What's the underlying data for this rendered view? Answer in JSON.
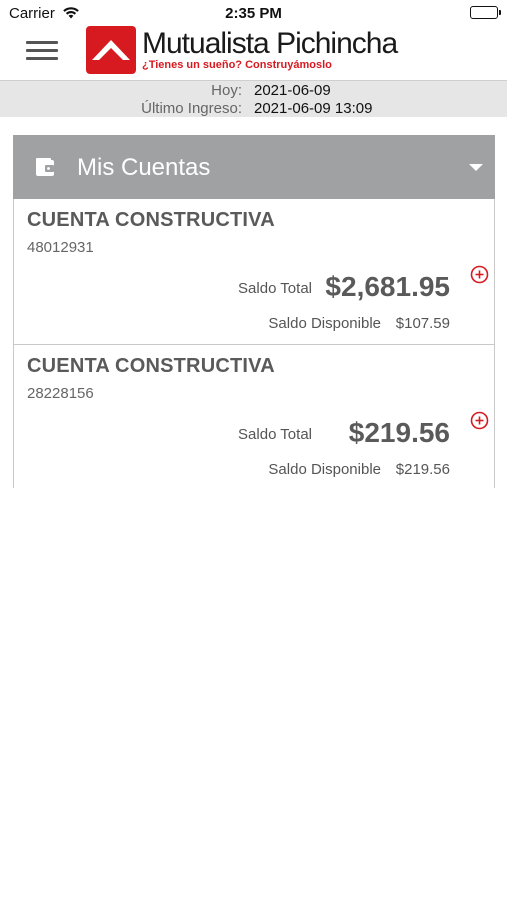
{
  "status_bar": {
    "carrier": "Carrier",
    "time": "2:35 PM",
    "wifi_icon": "wifi-icon",
    "battery_icon": "battery-icon"
  },
  "header": {
    "menu_icon": "hamburger-menu-icon",
    "brand_name": "Mutualista Pichincha",
    "brand_tagline": "¿Tienes un sueño? Construyámoslo",
    "brand_color": "#d71920"
  },
  "info": {
    "today_label": "Hoy:",
    "today_value": "2021-06-09",
    "last_login_label": "Último Ingreso:",
    "last_login_value": "2021-06-09 13:09"
  },
  "accounts_panel": {
    "title": "Mis Cuentas",
    "icon": "wallet-icon",
    "header_color": "#a0a1a3",
    "accounts": [
      {
        "name": "CUENTA CONSTRUCTIVA",
        "number": "48012931",
        "total_label": "Saldo Total",
        "total_value": "$2,681.95",
        "available_label": "Saldo Disponible",
        "available_value": "$107.59"
      },
      {
        "name": "CUENTA CONSTRUCTIVA",
        "number": "28228156",
        "total_label": "Saldo Total",
        "total_value": "$219.56",
        "available_label": "Saldo Disponible",
        "available_value": "$219.56"
      }
    ]
  }
}
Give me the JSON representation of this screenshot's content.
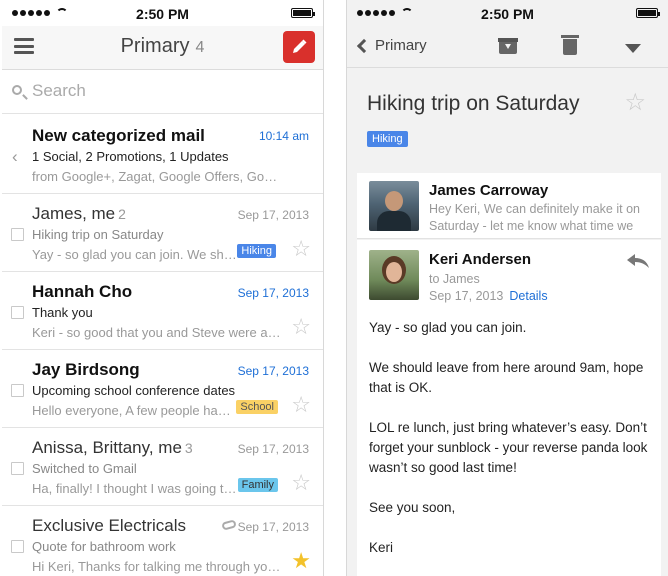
{
  "status": {
    "time": "2:50 PM"
  },
  "left": {
    "header": {
      "title": "Primary",
      "count": "4"
    },
    "search": {
      "placeholder": "Search"
    },
    "mails": [
      {
        "sender": "New categorized mail",
        "count": "",
        "date": "10:14 am",
        "subject": "1 Social, 2 Promotions, 1 Updates",
        "snippet": "from Google+, Zagat, Google Offers, Goo…",
        "label": "",
        "starred": false,
        "unread": true
      },
      {
        "sender": "James, me",
        "count": "2",
        "date": "Sep 17, 2013",
        "subject": "Hiking trip on Saturday",
        "snippet": "Yay - so glad you can join. We sho…",
        "label": "Hiking",
        "starred": false,
        "unread": false
      },
      {
        "sender": "Hannah Cho",
        "count": "",
        "date": "Sep 17, 2013",
        "subject": "Thank you",
        "snippet": "Keri - so good that you and Steve were ab…",
        "label": "",
        "starred": false,
        "unread": true
      },
      {
        "sender": "Jay Birdsong",
        "count": "",
        "date": "Sep 17, 2013",
        "subject": "Upcoming school conference dates",
        "snippet": "Hello everyone, A few people hav…",
        "label": "School",
        "starred": false,
        "unread": true
      },
      {
        "sender": "Anissa, Brittany, me",
        "count": "3",
        "date": "Sep 17, 2013",
        "subject": "Switched to Gmail",
        "snippet": "Ha, finally! I thought I was going to…",
        "label": "Family",
        "starred": false,
        "unread": false
      },
      {
        "sender": "Exclusive Electricals",
        "count": "",
        "date": "Sep 17, 2013",
        "subject": "Quote for bathroom work",
        "snippet": "Hi Keri, Thanks for talking me through your c…",
        "label": "",
        "starred": true,
        "unread": false
      }
    ]
  },
  "right": {
    "header": {
      "back_label": "Primary"
    },
    "thread": {
      "subject": "Hiking trip on Saturday",
      "label": "Hiking"
    },
    "collapsed": {
      "sender": "James Carroway",
      "snippet": "Hey Keri, We can definitely make it on Saturday - let me know what time we"
    },
    "expanded": {
      "sender": "Keri Andersen",
      "to": "to James",
      "date": "Sep 17, 2013",
      "details": "Details",
      "body": [
        "Yay - so glad you can join.",
        "We should leave from here around 9am, hope that is OK.",
        "LOL re lunch, just bring whatever’s easy. Don’t forget your sunblock - your reverse panda look wasn’t so good last time!",
        "See you soon,",
        "Keri"
      ]
    }
  },
  "colors": {
    "compose": "#d9302c",
    "link_blue": "#1e6fd6",
    "label_hiking_bg": "#4a86e8",
    "label_school_bg": "#fad165",
    "label_family_bg": "#6bc6ec",
    "star_on": "#f3c22b"
  }
}
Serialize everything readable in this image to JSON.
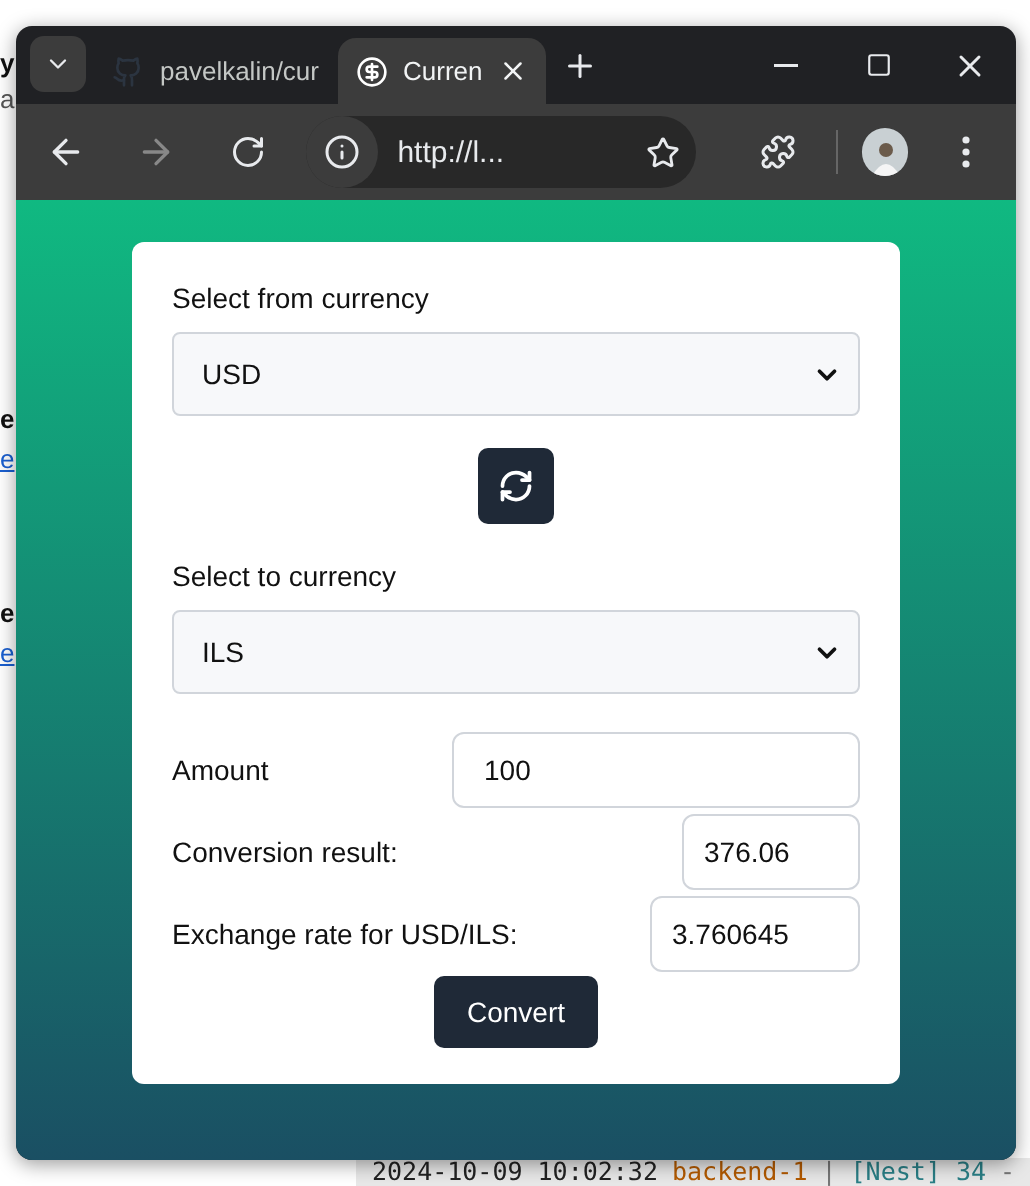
....
Written problem:
Quote in full the listing given above; the images are to be left out.

Written reply:
What's the underlying data for this rendered view? Answer in JSON.
{
  "status_bar": {
    "carrier": "Carrier",
    "time": "2:35 PM",
    "wifi_icon": "wifi-icon",
    "battery_icon": "battery-icon"
  },
  "header": {
    "menu_icon": "hamburger-menu-icon",
    "brand_name": "Mutualista Pichincha",
    "brand_tagline": "¿Tienes un sueño? Construyámoslo",
    "brand_color": "#d71920"
  },
  "info": {
    "today_label": "Hoy:",
    "today_value": "2021-06-09",
    "last_login_label": "Último Ingreso:",
    "last_login_value": "2021-06-09 13:09"
  },
  "accounts_panel": {
    "title": "Mis Cuentas",
    "icon": "wallet-icon",
    "header_color": "#a0a1a3",
    "accounts": [
      {
        "name": "CUENTA CONSTRUCTIVA",
        "number": "48012931",
        "total_label": "Saldo Total",
        "total_value": "$2,681.95",
        "available_label": "Saldo Disponible",
        "available_value": "$107.59"
      },
      {
        "name": "CUENTA CONSTRUCTIVA",
        "number": "28228156",
        "total_label": "Saldo Total",
        "total_value": "$219.56",
        "available_label": "Saldo Disponible",
        "available_value": "$219.56"
      }
    ]
  }
}
Give me the JSON representation of this screenshot's content.
{
  "status": {
    "time": "2:50 PM"
  },
  "left": {
    "header": {
      "title": "Primary",
      "count": "4"
    },
    "search": {
      "placeholder": "Search"
    },
    "mails": [
      {
        "sender": "New categorized mail",
        "count": "",
        "date": "10:14 am",
        "subject": "1 Social, 2 Promotions, 1 Updates",
        "snippet": "from Google+, Zagat, Google Offers, Goo…",
        "label": "",
        "starred": false,
        "unread": true
      },
      {
        "sender": "James, me",
        "count": "2",
        "date": "Sep 17, 2013",
        "subject": "Hiking trip on Saturday",
        "snippet": "Yay - so glad you can join. We sho…",
        "label": "Hiking",
        "starred": false,
        "unread": false
      },
      {
        "sender": "Hannah Cho",
        "count": "",
        "date": "Sep 17, 2013",
        "subject": "Thank you",
        "snippet": "Keri - so good that you and Steve were ab…",
        "label": "",
        "starred": false,
        "unread": true
      },
      {
        "sender": "Jay Birdsong",
        "count": "",
        "date": "Sep 17, 2013",
        "subject": "Upcoming school conference dates",
        "snippet": "Hello everyone, A few people hav…",
        "label": "School",
        "starred": false,
        "unread": true
      },
      {
        "sender": "Anissa, Brittany, me",
        "count": "3",
        "date": "Sep 17, 2013",
        "subject": "Switched to Gmail",
        "snippet": "Ha, finally! I thought I was going to…",
        "label": "Family",
        "starred": false,
        "unread": false
      },
      {
        "sender": "Exclusive Electricals",
        "count": "",
        "date": "Sep 17, 2013",
        "subject": "Quote for bathroom work",
        "snippet": "Hi Keri, Thanks for talking me through your c…",
        "label": "",
        "starred": true,
        "unread": false
      }
    ]
  },
  "right": {
    "header": {
      "back_label": "Primary"
    },
    "thread": {
      "subject": "Hiking trip on Saturday",
      "label": "Hiking"
    },
    "collapsed": {
      "sender": "James Carroway",
      "snippet": "Hey Keri, We can definitely make it on Saturday - let me know what time we"
    },
    "expanded": {
      "sender": "Keri Andersen",
      "to": "to James",
      "date": "Sep 17, 2013",
      "details": "Details",
      "body": [
        "Yay - so glad you can join.",
        "We should leave from here around 9am, hope that is OK.",
        "LOL re lunch, just bring whatever’s easy. Don’t forget your sunblock - your reverse panda look wasn’t so good last time!",
        "See you soon,",
        "Keri"
      ]
    }
  },
  "colors": {
    "compose": "#d9302c",
    "link_blue": "#1e6fd6",
    "label_hiking_bg": "#4a86e8",
    "label_school_bg": "#fad165",
    "label_family_bg": "#6bc6ec",
    "star_on": "#f3c22b"
  }
}
Serialize everything readable in this image to JSON.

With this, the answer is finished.